# [EXERCISE INSTRUCTIONS]
Using the listing below, extract each line that has the word "data" in it.

# [LISTING]
========
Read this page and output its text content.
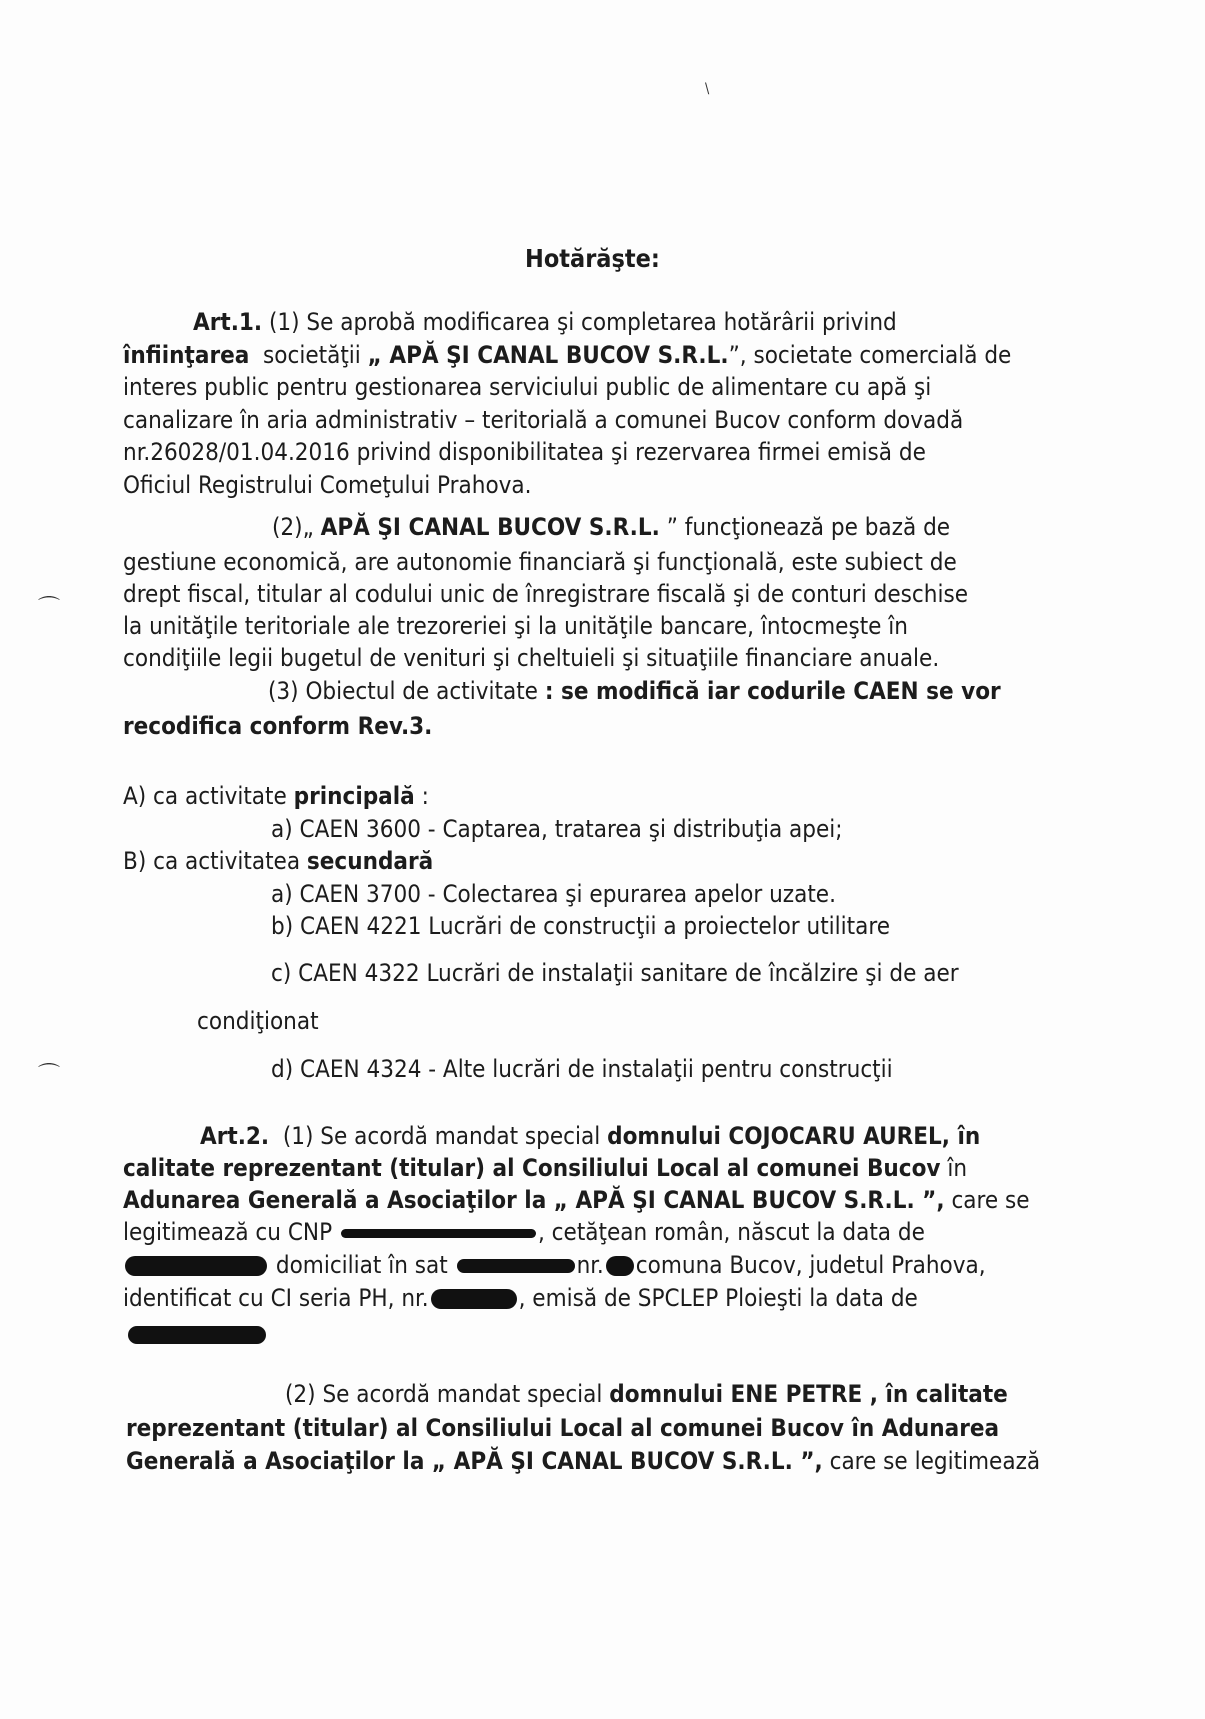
Hotărăşte:
Art.1. (1) Se aprobă modificarea şi completarea hotărârii privind
înfiinţarea societăţii „ APĂ ŞI CANAL BUCOV S.R.L.”, societate comercială de
interes public pentru gestionarea serviciului public de alimentare cu apă şi
canalizare în aria administrativ – teritorială a comunei Bucov conform dovadă
nr.26028/01.04.2016 privind disponibilitatea şi rezervarea firmei emisă de
Oficiul Registrului Comeţului Prahova.
(2)„ APĂ ŞI CANAL BUCOV S.R.L. ” funcţionează pe bază de
gestiune economică, are autonomie financiară şi funcţională, este subiect de
drept fiscal, titular al codului unic de înregistrare fiscală şi de conturi deschise
la unităţile teritoriale ale trezoreriei şi la unităţile bancare, întocmeşte în
condiţiile legii bugetul de venituri şi cheltuieli şi situaţiile financiare anuale.
(3) Obiectul de activitate : se modifică iar codurile CAEN se vor
recodifica conform Rev.3.
A) ca activitate principală :
a) CAEN 3600 - Captarea, tratarea şi distribuţia apei;
B) ca activitatea secundară
a) CAEN 3700 - Colectarea şi epurarea apelor uzate.
b) CAEN 4221 Lucrări de construcţii a proiectelor utilitare
c) CAEN 4322 Lucrări de instalaţii sanitare de încălzire şi de aer
condiţionat
d) CAEN 4324 - Alte lucrări de instalaţii pentru construcţii
Art.2. (1) Se acordă mandat special domnului COJOCARU AUREL, în
calitate reprezentant (titular) al Consiliului Local al comunei Bucov în
Adunarea Generală a Asociaţilor la „ APĂ ŞI CANAL BUCOV S.R.L. ”, care se
legitimează cu CNP	, cetăţean român, născut la data de
domiciliat în sat	nr. comuna Bucov, judetul Prahova,
identificat cu CI seria PH, nr.	, emisă de SPCLEP Ploieşti la data de
(2) Se acordă mandat special domnului ENE PETRE , în calitate
reprezentant (titular) al Consiliului Local al comunei Bucov în Adunarea
Generală a Asociaţilor la „ APĂ ŞI CANAL BUCOV S.R.L. ”, care se legitimează
⌒
⌒
\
========
# [REPLY TO THE TASK]
legitimează cu CNP	, cetăţean român, născut la data de
identificat cu CI seria PH, nr.	, emisă de SPCLEP Ploieşti la data de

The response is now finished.